Records for this task

--------------------------------

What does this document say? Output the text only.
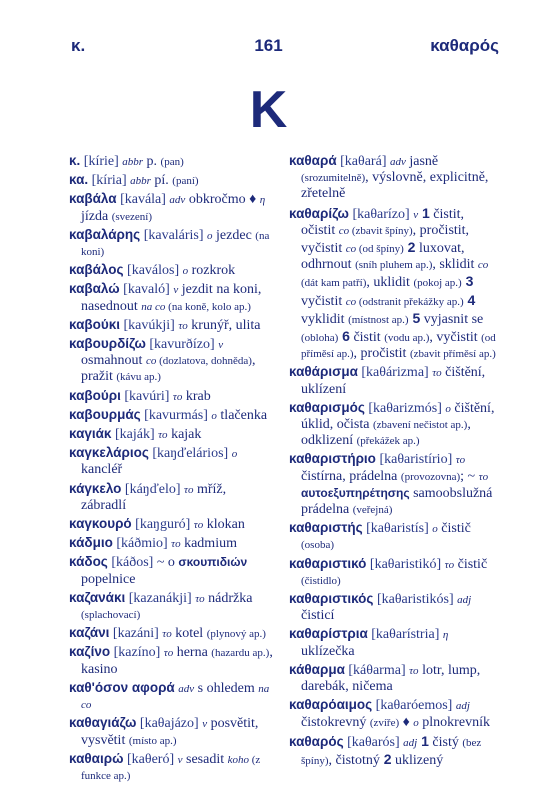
κ.	161	καθαρός
K

κ. [kírie] abbr p. (pan)

κα. [kíria] abbr pí. (paní)

καβάλα [kavála] adv obkročmo ♦ η jízda (svezení)

καβαλάρης [kavaláris] o jezdec (na koni)

καβάλος [kaválos] o rozkrok

καβαλώ [kavaló] v jezdit na koni, nasednout na co (na koně, kolo ap.)

καβούκι [kavúkji] το krunýř, ulita

καβουρδίζω [kavurðízo] v osmahnout co (dozlatova, dohněda), pražit (kávu ap.)

καβούρι [kavúri] το krab

καβουρμάς [kavurmás] o tlačenka

καγιάκ [kaják] το kajak

καγκελάριος [kaŋďelários] o kancléř

κάγκελο [káŋďelo] το mříž, zábradlí

καγκουρό [kaŋguró] το klokan

κάδμιο [káðmio] το kadmium

κάδος [káðos] ~ o σκουπιδιών popelnice

καζανάκι [kazanákji] το nádržka (splachovací)

καζάνι [kazáni] το kotel (plynový ap.)

καζίνο [kazíno] το herna (hazardu ap.), kasino

καθ'όσον αφορά adv s ohledem na co

καθαγιάζω [kaθajázo] v posvětit, vysvětit (místo ap.)

καθαιρώ [kaθeró] v sesadit koho (z funkce ap.)

καθαρά [kaθará] adv jasně (srozumitelně), výslovně, explicitně, zřetelně

καθαρίζω [kaθarízo] v 1 čistit, očistit co (zbavit špíny), pročistit, vyčistit co (od špíny) 2 luxovat, odhrnout (sníh pluhem ap.), sklidit co (dát kam patří), uklidit (pokoj ap.) 3 vyčistit co (odstranit překážky ap.) 4 vyklidit (místnost ap.) 5 vyjasnit se (obloha) 6 čistit (vodu ap.), vyčistit (od příměsí ap.), pročistit (zbavit příměsí ap.)

καθάρισμα [kaθárizma] το čištění, uklízení

καθαρισμός [kaθarizmós] o čištění, úklid, očista (zbavení nečistot ap.), odklizení (překážek ap.)

καθαριστήριο [kaθaristírio] το čistírna, prádelna (provozovna); ~ το αυτοεξυπηρέτησης samoobslužná prádelna (veřejná)

καθαριστής [kaθaristís] o čistič (osoba)

καθαριστικό [kaθaristikó] το čistič (čistidlo)

καθαριστικός [kaθaristikós] adj čisticí

καθαρίστρια [kaθarístria] η uklízečka

κάθαρμα [káθarma] το lotr, lump, darebák, ničema

καθαρόαιμος [kaθaróemos] adj čistokrevný (zvíře) ♦ o plnokrevník

καθαρός [kaθarós] adj 1 čistý (bez špíny), čistotný 2 uklizený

--------------------------------

Task objective
Go back to the records above and write them out exactly, without the pictures.

Answer to this task
What does this document say? Output the text only.
κ.	161	καθαρός
K

κ. [kírie] abbr p. (pan)

κα. [kíria] abbr pí. (paní)

καβάλα [kavála] adv obkročmo ♦ η jízda (svezení)

καβαλάρης [kavaláris] o jezdec (na koni)

καβάλος [kaválos] o rozkrok

καβαλώ [kavaló] v jezdit na koni, nasednout na co (na koně, kolo ap.)

καβούκι [kavúkji] το krunýř, ulita

καβουρδίζω [kavurðízo] v osmahnout co (dozlatova, dohněda), pražit (kávu ap.)

καβούρι [kavúri] το krab

καβουρμάς [kavurmás] o tlačenka

καγιάκ [kaják] το kajak

καγκελάριος [kaŋďelários] o kancléř

κάγκελο [káŋďelo] το mříž, zábradlí

καγκουρό [kaŋguró] το klokan

κάδμιο [káðmio] το kadmium

κάδος [káðos] ~ o σκουπιδιών popelnice

καζανάκι [kazanákji] το nádržka (splachovací)

καζάνι [kazáni] το kotel (plynový ap.)

καζίνο [kazíno] το herna (hazardu ap.), kasino

καθ'όσον αφορά adv s ohledem na co

καθαγιάζω [kaθajázo] v posvětit, vysvětit (místo ap.)

καθαιρώ [kaθeró] v sesadit koho (z funkce ap.)

καθαρά [kaθará] adv jasně (srozumitelně), výslovně, explicitně, zřetelně

καθαρίζω [kaθarízo] v 1 čistit, očistit co (zbavit špíny), pročistit, vyčistit co (od špíny) 2 luxovat, odhrnout (sníh pluhem ap.), sklidit co (dát kam patří), uklidit (pokoj ap.) 3 vyčistit co (odstranit překážky ap.) 4 vyklidit (místnost ap.) 5 vyjasnit se (obloha) 6 čistit (vodu ap.), vyčistit (od příměsí ap.), pročistit (zbavit příměsí ap.)

καθάρισμα [kaθárizma] το čištění, uklízení

καθαρισμός [kaθarizmós] o čištění, úklid, očista (zbavení nečistot ap.), odklizení (překážek ap.)

καθαριστήριο [kaθaristírio] το čistírna, prádelna (provozovna); ~ το αυτοεξυπηρέτησης samoobslužná prádelna (veřejná)

καθαριστής [kaθaristís] o čistič (osoba)

καθαριστικό [kaθaristikó] το čistič (čistidlo)

καθαριστικός [kaθaristikós] adj čisticí

καθαρίστρια [kaθarístria] η uklízečka

κάθαρμα [káθarma] το lotr, lump, darebák, ničema

καθαρόαιμος [kaθaróemos] adj čistokrevný (zvíře) ♦ o plnokrevník

καθαρός [kaθarós] adj 1 čistý (bez špíny), čistotný 2 uklizený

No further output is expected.